* _Problem details_
Give the data below again, word for word.

^^^^

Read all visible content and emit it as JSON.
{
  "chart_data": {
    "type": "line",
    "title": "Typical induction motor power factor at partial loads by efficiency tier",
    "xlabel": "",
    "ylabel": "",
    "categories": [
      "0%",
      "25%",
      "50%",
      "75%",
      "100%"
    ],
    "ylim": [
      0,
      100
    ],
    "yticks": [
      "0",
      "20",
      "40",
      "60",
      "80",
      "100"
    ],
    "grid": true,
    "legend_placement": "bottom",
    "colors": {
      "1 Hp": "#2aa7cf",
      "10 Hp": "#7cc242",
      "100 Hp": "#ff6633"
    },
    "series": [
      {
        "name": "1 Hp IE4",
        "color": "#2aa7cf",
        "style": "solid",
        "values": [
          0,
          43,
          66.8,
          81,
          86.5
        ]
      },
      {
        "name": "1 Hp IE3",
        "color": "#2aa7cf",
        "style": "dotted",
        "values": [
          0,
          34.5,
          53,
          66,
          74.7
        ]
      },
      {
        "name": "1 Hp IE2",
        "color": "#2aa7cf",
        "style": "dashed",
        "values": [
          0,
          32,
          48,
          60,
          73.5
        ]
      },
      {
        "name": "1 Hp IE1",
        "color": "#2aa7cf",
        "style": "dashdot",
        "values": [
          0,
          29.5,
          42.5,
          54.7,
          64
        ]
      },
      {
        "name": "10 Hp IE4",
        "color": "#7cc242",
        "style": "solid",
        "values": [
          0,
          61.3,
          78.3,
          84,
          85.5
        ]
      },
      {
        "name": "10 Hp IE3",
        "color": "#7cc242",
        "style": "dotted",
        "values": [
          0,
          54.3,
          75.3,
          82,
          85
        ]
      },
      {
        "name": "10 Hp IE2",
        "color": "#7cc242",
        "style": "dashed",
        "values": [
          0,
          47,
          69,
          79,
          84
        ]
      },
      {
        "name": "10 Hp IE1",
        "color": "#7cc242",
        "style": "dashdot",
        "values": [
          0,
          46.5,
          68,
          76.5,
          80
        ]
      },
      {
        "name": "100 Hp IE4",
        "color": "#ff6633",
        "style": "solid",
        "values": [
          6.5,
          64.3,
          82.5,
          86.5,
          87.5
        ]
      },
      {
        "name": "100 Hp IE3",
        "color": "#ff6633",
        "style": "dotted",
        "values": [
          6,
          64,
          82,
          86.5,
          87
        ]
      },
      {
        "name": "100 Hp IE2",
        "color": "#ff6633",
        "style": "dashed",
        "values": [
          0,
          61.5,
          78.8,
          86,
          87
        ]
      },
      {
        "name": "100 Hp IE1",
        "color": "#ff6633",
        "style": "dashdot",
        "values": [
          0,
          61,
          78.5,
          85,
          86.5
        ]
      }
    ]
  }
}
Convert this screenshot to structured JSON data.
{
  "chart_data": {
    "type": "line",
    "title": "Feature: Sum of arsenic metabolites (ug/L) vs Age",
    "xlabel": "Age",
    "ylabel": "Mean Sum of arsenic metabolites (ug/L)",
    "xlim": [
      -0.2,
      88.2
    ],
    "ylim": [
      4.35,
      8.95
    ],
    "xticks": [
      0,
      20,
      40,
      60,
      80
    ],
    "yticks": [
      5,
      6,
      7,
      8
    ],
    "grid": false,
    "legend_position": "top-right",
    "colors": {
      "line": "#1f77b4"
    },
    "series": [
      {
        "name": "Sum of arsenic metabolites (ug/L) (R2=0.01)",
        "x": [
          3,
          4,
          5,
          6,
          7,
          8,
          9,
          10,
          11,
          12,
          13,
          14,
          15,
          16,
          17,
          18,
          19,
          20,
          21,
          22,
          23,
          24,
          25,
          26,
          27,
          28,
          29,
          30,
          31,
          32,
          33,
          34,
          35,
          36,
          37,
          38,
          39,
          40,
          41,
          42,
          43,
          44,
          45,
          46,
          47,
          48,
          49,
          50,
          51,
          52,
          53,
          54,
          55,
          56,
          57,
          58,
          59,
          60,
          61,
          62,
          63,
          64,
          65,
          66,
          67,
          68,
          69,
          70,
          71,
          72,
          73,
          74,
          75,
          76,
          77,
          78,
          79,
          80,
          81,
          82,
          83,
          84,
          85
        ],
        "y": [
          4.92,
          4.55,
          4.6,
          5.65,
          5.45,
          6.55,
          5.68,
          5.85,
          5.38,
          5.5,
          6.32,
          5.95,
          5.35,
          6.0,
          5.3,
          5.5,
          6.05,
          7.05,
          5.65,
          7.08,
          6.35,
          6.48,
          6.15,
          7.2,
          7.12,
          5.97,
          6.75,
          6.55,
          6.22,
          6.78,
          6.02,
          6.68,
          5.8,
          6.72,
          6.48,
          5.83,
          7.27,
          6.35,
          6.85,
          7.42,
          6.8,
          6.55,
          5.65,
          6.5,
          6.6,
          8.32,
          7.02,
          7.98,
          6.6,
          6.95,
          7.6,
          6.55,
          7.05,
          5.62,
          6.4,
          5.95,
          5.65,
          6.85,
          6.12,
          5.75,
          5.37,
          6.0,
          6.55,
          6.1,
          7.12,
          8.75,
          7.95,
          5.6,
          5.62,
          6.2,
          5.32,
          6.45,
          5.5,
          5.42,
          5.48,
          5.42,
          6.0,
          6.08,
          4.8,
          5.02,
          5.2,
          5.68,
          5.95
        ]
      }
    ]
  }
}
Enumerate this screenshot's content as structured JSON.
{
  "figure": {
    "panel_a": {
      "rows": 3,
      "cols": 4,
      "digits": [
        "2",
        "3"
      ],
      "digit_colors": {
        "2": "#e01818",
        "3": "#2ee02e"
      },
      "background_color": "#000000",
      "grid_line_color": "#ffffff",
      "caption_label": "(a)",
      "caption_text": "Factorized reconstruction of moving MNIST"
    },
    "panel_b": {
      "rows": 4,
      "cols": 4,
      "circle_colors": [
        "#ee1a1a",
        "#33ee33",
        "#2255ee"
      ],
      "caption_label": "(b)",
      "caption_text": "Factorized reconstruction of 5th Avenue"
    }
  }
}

^^^^

* _Written reply_
Read all visible content and emit it as JSON.
{
  "chart_data": {
    "type": "line",
    "title": "Typical induction motor power factor at partial loads by efficiency tier",
    "xlabel": "",
    "ylabel": "",
    "categories": [
      "0%",
      "25%",
      "50%",
      "75%",
      "100%"
    ],
    "ylim": [
      0,
      100
    ],
    "yticks": [
      "0",
      "20",
      "40",
      "60",
      "80",
      "100"
    ],
    "grid": true,
    "legend_placement": "bottom",
    "colors": {
      "1 Hp": "#2aa7cf",
      "10 Hp": "#7cc242",
      "100 Hp": "#ff6633"
    },
    "series": [
      {
        "name": "1 Hp IE4",
        "color": "#2aa7cf",
        "style": "solid",
        "values": [
          0,
          43,
          66.8,
          81,
          86.5
        ]
      },
      {
        "name": "1 Hp IE3",
        "color": "#2aa7cf",
        "style": "dotted",
        "values": [
          0,
          34.5,
          53,
          66,
          74.7
        ]
      },
      {
        "name": "1 Hp IE2",
        "color": "#2aa7cf",
        "style": "dashed",
        "values": [
          0,
          32,
          48,
          60,
          73.5
        ]
      },
      {
        "name": "1 Hp IE1",
        "color": "#2aa7cf",
        "style": "dashdot",
        "values": [
          0,
          29.5,
          42.5,
          54.7,
          64
        ]
      },
      {
        "name": "10 Hp IE4",
        "color": "#7cc242",
        "style": "solid",
        "values": [
          0,
          61.3,
          78.3,
          84,
          85.5
        ]
      },
      {
        "name": "10 Hp IE3",
        "color": "#7cc242",
        "style": "dotted",
        "values": [
          0,
          54.3,
          75.3,
          82,
          85
        ]
      },
      {
        "name": "10 Hp IE2",
        "color": "#7cc242",
        "style": "dashed",
        "values": [
          0,
          47,
          69,
          79,
          84
        ]
      },
      {
        "name": "10 Hp IE1",
        "color": "#7cc242",
        "style": "dashdot",
        "values": [
          0,
          46.5,
          68,
          76.5,
          80
        ]
      },
      {
        "name": "100 Hp IE4",
        "color": "#ff6633",
        "style": "solid",
        "values": [
          6.5,
          64.3,
          82.5,
          86.5,
          87.5
        ]
      },
      {
        "name": "100 Hp IE3",
        "color": "#ff6633",
        "style": "dotted",
        "values": [
          6,
          64,
          82,
          86.5,
          87
        ]
      },
      {
        "name": "100 Hp IE2",
        "color": "#ff6633",
        "style": "dashed",
        "values": [
          0,
          61.5,
          78.8,
          86,
          87
        ]
      },
      {
        "name": "100 Hp IE1",
        "color": "#ff6633",
        "style": "dashdot",
        "values": [
          0,
          61,
          78.5,
          85,
          86.5
        ]
      }
    ]
  }
}
Convert this screenshot to structured JSON data.
{
  "chart_data": {
    "type": "line",
    "title": "Feature: Sum of arsenic metabolites (ug/L) vs Age",
    "xlabel": "Age",
    "ylabel": "Mean Sum of arsenic metabolites (ug/L)",
    "xlim": [
      -0.2,
      88.2
    ],
    "ylim": [
      4.35,
      8.95
    ],
    "xticks": [
      0,
      20,
      40,
      60,
      80
    ],
    "yticks": [
      5,
      6,
      7,
      8
    ],
    "grid": false,
    "legend_position": "top-right",
    "colors": {
      "line": "#1f77b4"
    },
    "series": [
      {
        "name": "Sum of arsenic metabolites (ug/L) (R2=0.01)",
        "x": [
          3,
          4,
          5,
          6,
          7,
          8,
          9,
          10,
          11,
          12,
          13,
          14,
          15,
          16,
          17,
          18,
          19,
          20,
          21,
          22,
          23,
          24,
          25,
          26,
          27,
          28,
          29,
          30,
          31,
          32,
          33,
          34,
          35,
          36,
          37,
          38,
          39,
          40,
          41,
          42,
          43,
          44,
          45,
          46,
          47,
          48,
          49,
          50,
          51,
          52,
          53,
          54,
          55,
          56,
          57,
          58,
          59,
          60,
          61,
          62,
          63,
          64,
          65,
          66,
          67,
          68,
          69,
          70,
          71,
          72,
          73,
          74,
          75,
          76,
          77,
          78,
          79,
          80,
          81,
          82,
          83,
          84,
          85
        ],
        "y": [
          4.92,
          4.55,
          4.6,
          5.65,
          5.45,
          6.55,
          5.68,
          5.85,
          5.38,
          5.5,
          6.32,
          5.95,
          5.35,
          6.0,
          5.3,
          5.5,
          6.05,
          7.05,
          5.65,
          7.08,
          6.35,
          6.48,
          6.15,
          7.2,
          7.12,
          5.97,
          6.75,
          6.55,
          6.22,
          6.78,
          6.02,
          6.68,
          5.8,
          6.72,
          6.48,
          5.83,
          7.27,
          6.35,
          6.85,
          7.42,
          6.8,
          6.55,
          5.65,
          6.5,
          6.6,
          8.32,
          7.02,
          7.98,
          6.6,
          6.95,
          7.6,
          6.55,
          7.05,
          5.62,
          6.4,
          5.95,
          5.65,
          6.85,
          6.12,
          5.75,
          5.37,
          6.0,
          6.55,
          6.1,
          7.12,
          8.75,
          7.95,
          5.6,
          5.62,
          6.2,
          5.32,
          6.45,
          5.5,
          5.42,
          5.48,
          5.42,
          6.0,
          6.08,
          4.8,
          5.02,
          5.2,
          5.68,
          5.95
        ]
      }
    ]
  }
}
Enumerate this screenshot's content as structured JSON.
{
  "figure": {
    "panel_a": {
      "rows": 3,
      "cols": 4,
      "digits": [
        "2",
        "3"
      ],
      "digit_colors": {
        "2": "#e01818",
        "3": "#2ee02e"
      },
      "background_color": "#000000",
      "grid_line_color": "#ffffff",
      "caption_label": "(a)",
      "caption_text": "Factorized reconstruction of moving MNIST"
    },
    "panel_b": {
      "rows": 4,
      "cols": 4,
      "circle_colors": [
        "#ee1a1a",
        "#33ee33",
        "#2255ee"
      ],
      "caption_label": "(b)",
      "caption_text": "Factorized reconstruction of 5th Avenue"
    }
  }
}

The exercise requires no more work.